━━━━━ RECORDS PROVIDED ━━━━━

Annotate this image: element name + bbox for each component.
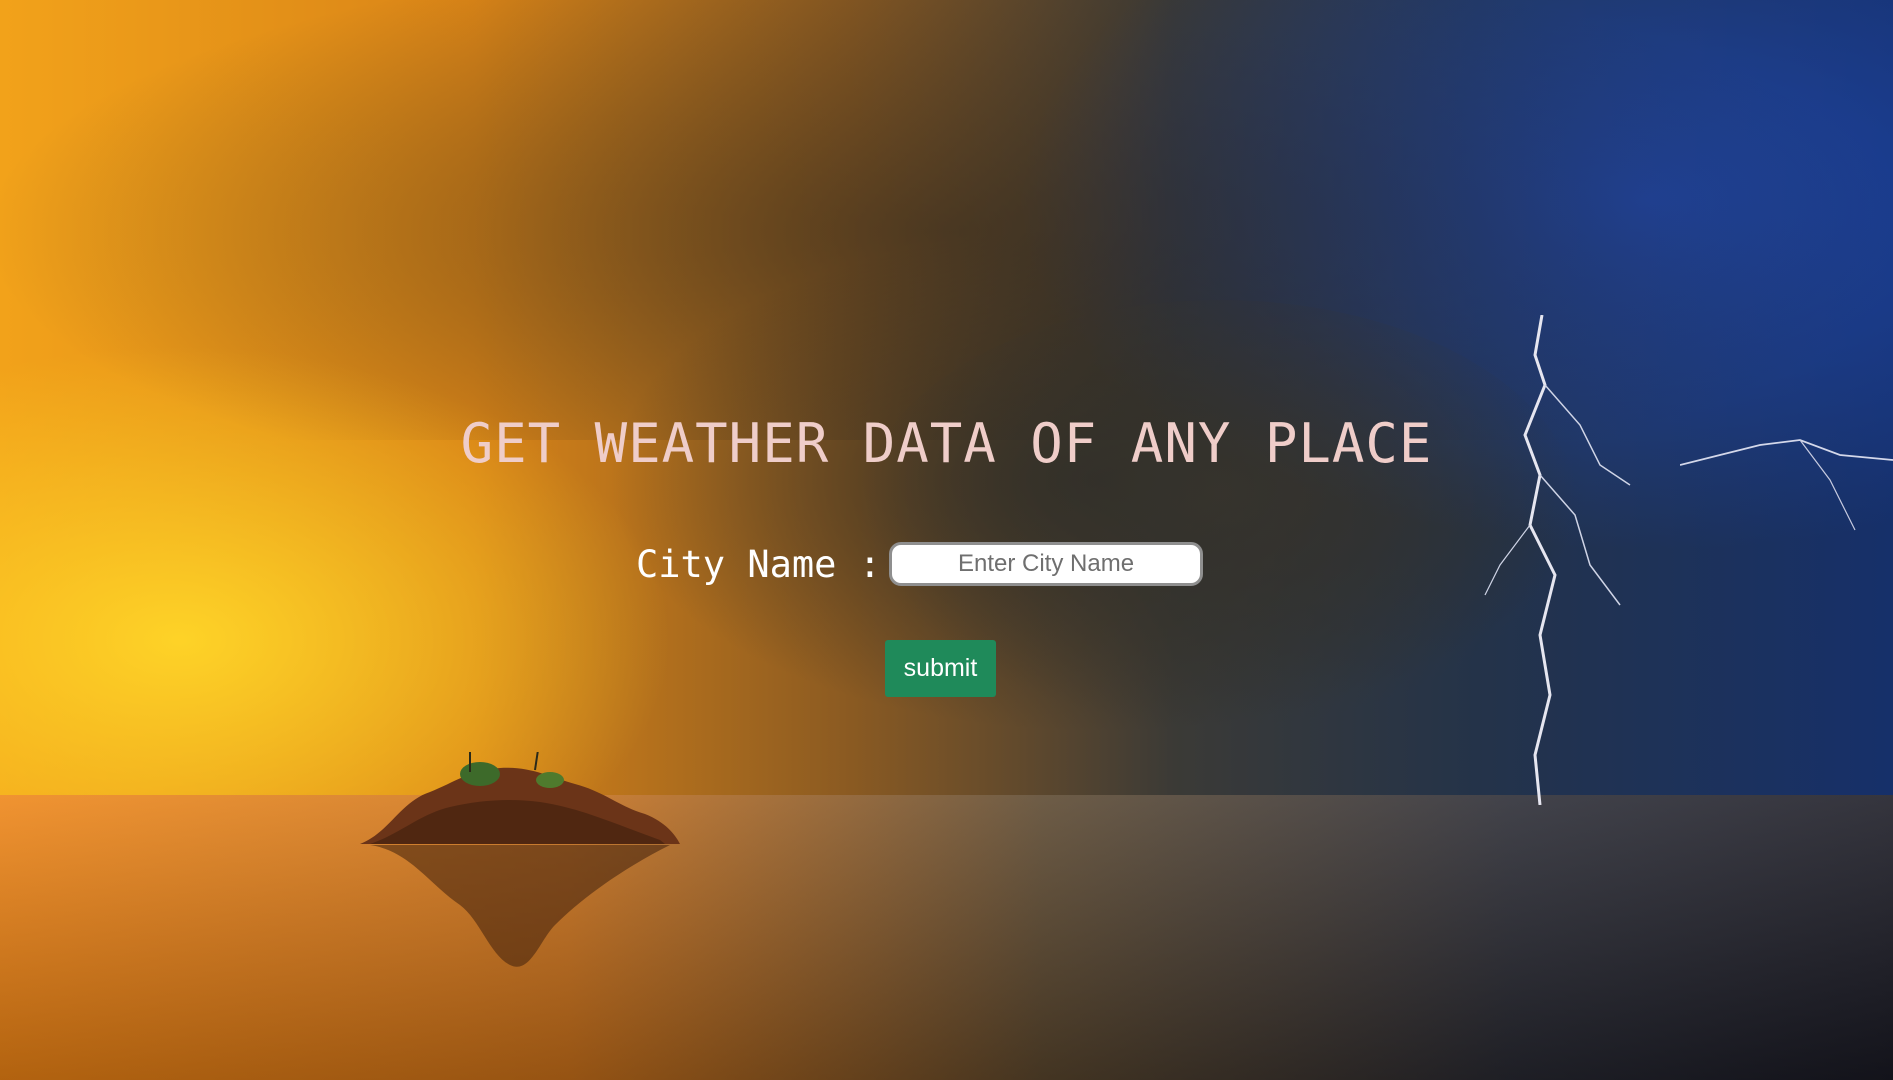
city-name-label: City Name : [635,542,882,586]
city-form-row: City Name : [0,542,1893,586]
page-title: GET WEATHER DATA OF ANY PLACE [460,412,1433,475]
city-name-input[interactable] [889,542,1204,586]
weather-form-page: GET WEATHER DATA OF ANY PLACE City Name … [0,0,1893,1080]
submit-button[interactable]: submit [885,640,996,697]
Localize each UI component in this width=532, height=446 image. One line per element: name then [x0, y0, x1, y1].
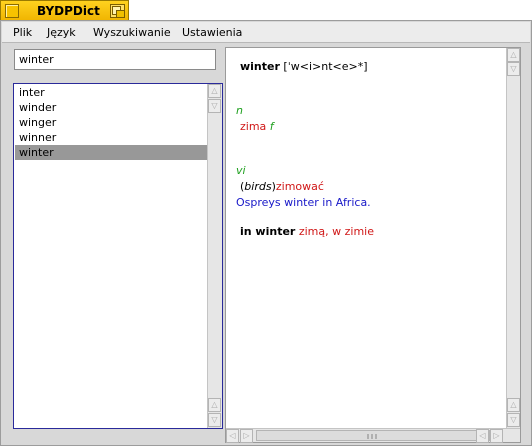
part-of-speech: n [236, 104, 243, 117]
scroll-down-arrow-icon[interactable]: ▽ [507, 413, 520, 427]
context: birds [244, 180, 272, 193]
list-item[interactable]: winder [15, 100, 208, 115]
phrase: in winter [240, 225, 296, 238]
phrase-translation: zimą, w zimie [298, 225, 374, 238]
list-item-selected[interactable]: winter [15, 145, 208, 160]
list-item[interactable]: winner [15, 130, 208, 145]
sense-1-translation: zima f [240, 120, 274, 133]
scroll-down-arrow-icon[interactable]: ▽ [507, 62, 520, 76]
window-title: BYDPDict [37, 4, 100, 18]
scroll-down-arrow-icon[interactable]: ▽ [208, 413, 221, 427]
scroll-left-arrow-icon[interactable]: ◁ [476, 429, 489, 443]
scroll-left-arrow-icon[interactable]: ◁ [226, 429, 239, 443]
main-window: Plik Język Wyszukiwanie Ustawienia inter… [0, 20, 532, 446]
scroll-thumb[interactable] [256, 430, 490, 441]
menu-plik[interactable]: Plik [13, 26, 32, 39]
list-item[interactable]: winger [15, 115, 208, 130]
sense-2-translation: (birds)zimować [240, 180, 324, 193]
menu-bar: Plik Język Wyszukiwanie Ustawienia [2, 22, 530, 43]
menu-ustawienia[interactable]: Ustawienia [182, 26, 242, 39]
pronunciation: [ˈw<i>nt<e>*] [283, 60, 368, 73]
definition-content: winter [ˈw<i>nt<e>*] n zima f vi (birds)… [226, 48, 506, 428]
sense-2-example: Ospreys winter in Africa. [236, 196, 371, 209]
context-label: (birds) [240, 180, 276, 193]
example-sentence: Ospreys winter in Africa. [236, 196, 371, 209]
window-zoom-icon[interactable] [110, 4, 125, 18]
definition-hscrollbar[interactable]: ◁ ▷ ◁ ▷ [226, 428, 520, 443]
translation: zima [240, 120, 267, 133]
entry-header: winter [ˈw<i>nt<e>*] [240, 60, 368, 73]
grip-icon [375, 434, 377, 439]
gender: f [269, 120, 274, 133]
definition-vscrollbar[interactable]: △ ▽ △ ▽ [506, 48, 520, 428]
sense-1-pos: n [236, 104, 243, 117]
title-bar[interactable]: BYDPDict [0, 0, 532, 21]
headword: winter [240, 60, 280, 73]
menu-wyszukiwanie[interactable]: Wyszukiwanie [93, 26, 171, 39]
window-close-icon[interactable] [5, 4, 19, 18]
scroll-right-arrow-icon[interactable]: ▷ [240, 429, 253, 443]
scroll-up-arrow-icon[interactable]: △ [208, 84, 221, 98]
list-item[interactable]: inter [15, 85, 208, 100]
phrase-line: in winter zimą, w zimie [240, 225, 374, 238]
scroll-up-arrow-icon[interactable]: △ [507, 398, 520, 412]
window-tab[interactable]: BYDPDict [0, 0, 129, 21]
grip-icon [367, 434, 369, 439]
word-list-items: inter winder winger winner winter [15, 85, 208, 160]
word-list-scrollbar[interactable]: △ ▽ △ ▽ [207, 84, 222, 428]
scroll-down-arrow-icon[interactable]: ▽ [208, 99, 221, 113]
grip-icon [371, 434, 373, 439]
menu-jezyk[interactable]: Język [47, 26, 76, 39]
scroll-right-arrow-icon[interactable]: ▷ [490, 429, 503, 443]
scroll-up-arrow-icon[interactable]: △ [208, 398, 221, 412]
translation: zimować [275, 180, 324, 193]
search-input[interactable] [14, 49, 216, 70]
definition-pane[interactable]: winter [ˈw<i>nt<e>*] n zima f vi (birds)… [225, 47, 521, 443]
part-of-speech: vi [236, 164, 246, 177]
sense-2-pos: vi [236, 164, 246, 177]
scroll-up-arrow-icon[interactable]: △ [507, 48, 520, 62]
word-list[interactable]: inter winder winger winner winter △ ▽ △ … [13, 83, 223, 429]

━━━━━

[WHAT IS NEEDED]
Copy all of the material above line for line, without changing anything, and leave out the pictures.

[ANSWER TO THE PROBLEM]
Annotate this image: element name + bbox for each component.
city-name-label: City Name : [635,542,882,586]
city-form-row: City Name : [0,542,1893,586]
page-title: GET WEATHER DATA OF ANY PLACE [460,412,1433,475]
city-name-input[interactable] [889,542,1204,586]
weather-form-page: GET WEATHER DATA OF ANY PLACE City Name … [0,0,1893,1080]
submit-button[interactable]: submit [885,640,996,697]
Localize each UI component in this width=532, height=446 image. One line per element: name then [x0, y0, x1, y1].
part-of-speech: n [236, 104, 243, 117]
scroll-down-arrow-icon[interactable]: ▽ [507, 413, 520, 427]
context: birds [244, 180, 272, 193]
list-item[interactable]: winder [15, 100, 208, 115]
phrase: in winter [240, 225, 296, 238]
phrase-translation: zimą, w zimie [298, 225, 374, 238]
list-item-selected[interactable]: winter [15, 145, 208, 160]
list-item[interactable]: winner [15, 130, 208, 145]
sense-1-translation: zima f [240, 120, 274, 133]
scroll-down-arrow-icon[interactable]: ▽ [507, 62, 520, 76]
window-title: BYDPDict [37, 4, 100, 18]
scroll-down-arrow-icon[interactable]: ▽ [208, 413, 221, 427]
scroll-left-arrow-icon[interactable]: ◁ [476, 429, 489, 443]
scroll-left-arrow-icon[interactable]: ◁ [226, 429, 239, 443]
main-window: Plik Język Wyszukiwanie Ustawienia inter… [0, 20, 532, 446]
scroll-thumb[interactable] [256, 430, 490, 441]
menu-plik[interactable]: Plik [13, 26, 32, 39]
list-item[interactable]: winger [15, 115, 208, 130]
sense-2-translation: (birds)zimować [240, 180, 324, 193]
menu-bar: Plik Język Wyszukiwanie Ustawienia [2, 22, 530, 43]
menu-ustawienia[interactable]: Ustawienia [182, 26, 242, 39]
pronunciation: [ˈw<i>nt<e>*] [283, 60, 368, 73]
definition-content: winter [ˈw<i>nt<e>*] n zima f vi (birds)… [226, 48, 506, 428]
sense-2-example: Ospreys winter in Africa. [236, 196, 371, 209]
context-label: (birds) [240, 180, 276, 193]
example-sentence: Ospreys winter in Africa. [236, 196, 371, 209]
window-zoom-icon[interactable] [110, 4, 125, 18]
definition-hscrollbar[interactable]: ◁ ▷ ◁ ▷ [226, 428, 520, 443]
translation: zima [240, 120, 267, 133]
entry-header: winter [ˈw<i>nt<e>*] [240, 60, 368, 73]
grip-icon [375, 434, 377, 439]
gender: f [269, 120, 274, 133]
definition-vscrollbar[interactable]: △ ▽ △ ▽ [506, 48, 520, 428]
sense-1-pos: n [236, 104, 243, 117]
title-bar[interactable]: BYDPDict [0, 0, 532, 21]
headword: winter [240, 60, 280, 73]
menu-wyszukiwanie[interactable]: Wyszukiwanie [93, 26, 171, 39]
window-close-icon[interactable] [5, 4, 19, 18]
scroll-right-arrow-icon[interactable]: ▷ [240, 429, 253, 443]
scroll-up-arrow-icon[interactable]: △ [208, 84, 221, 98]
list-item[interactable]: inter [15, 85, 208, 100]
phrase-line: in winter zimą, w zimie [240, 225, 374, 238]
scroll-up-arrow-icon[interactable]: △ [507, 398, 520, 412]
window-tab[interactable]: BYDPDict [0, 0, 129, 21]
grip-icon [367, 434, 369, 439]
word-list-items: inter winder winger winner winter [15, 85, 208, 160]
word-list-scrollbar[interactable]: △ ▽ △ ▽ [207, 84, 222, 428]
scroll-down-arrow-icon[interactable]: ▽ [208, 99, 221, 113]
grip-icon [371, 434, 373, 439]
menu-jezyk[interactable]: Język [47, 26, 76, 39]
scroll-right-arrow-icon[interactable]: ▷ [490, 429, 503, 443]
scroll-up-arrow-icon[interactable]: △ [208, 398, 221, 412]
translation: zimować [275, 180, 324, 193]
search-input[interactable] [14, 49, 216, 70]
definition-pane[interactable]: winter [ˈw<i>nt<e>*] n zima f vi (birds)… [225, 47, 521, 443]
part-of-speech: vi [236, 164, 246, 177]
sense-2-pos: vi [236, 164, 246, 177]
scroll-up-arrow-icon[interactable]: △ [507, 48, 520, 62]
word-list[interactable]: inter winder winger winner winter △ ▽ △ … [13, 83, 223, 429]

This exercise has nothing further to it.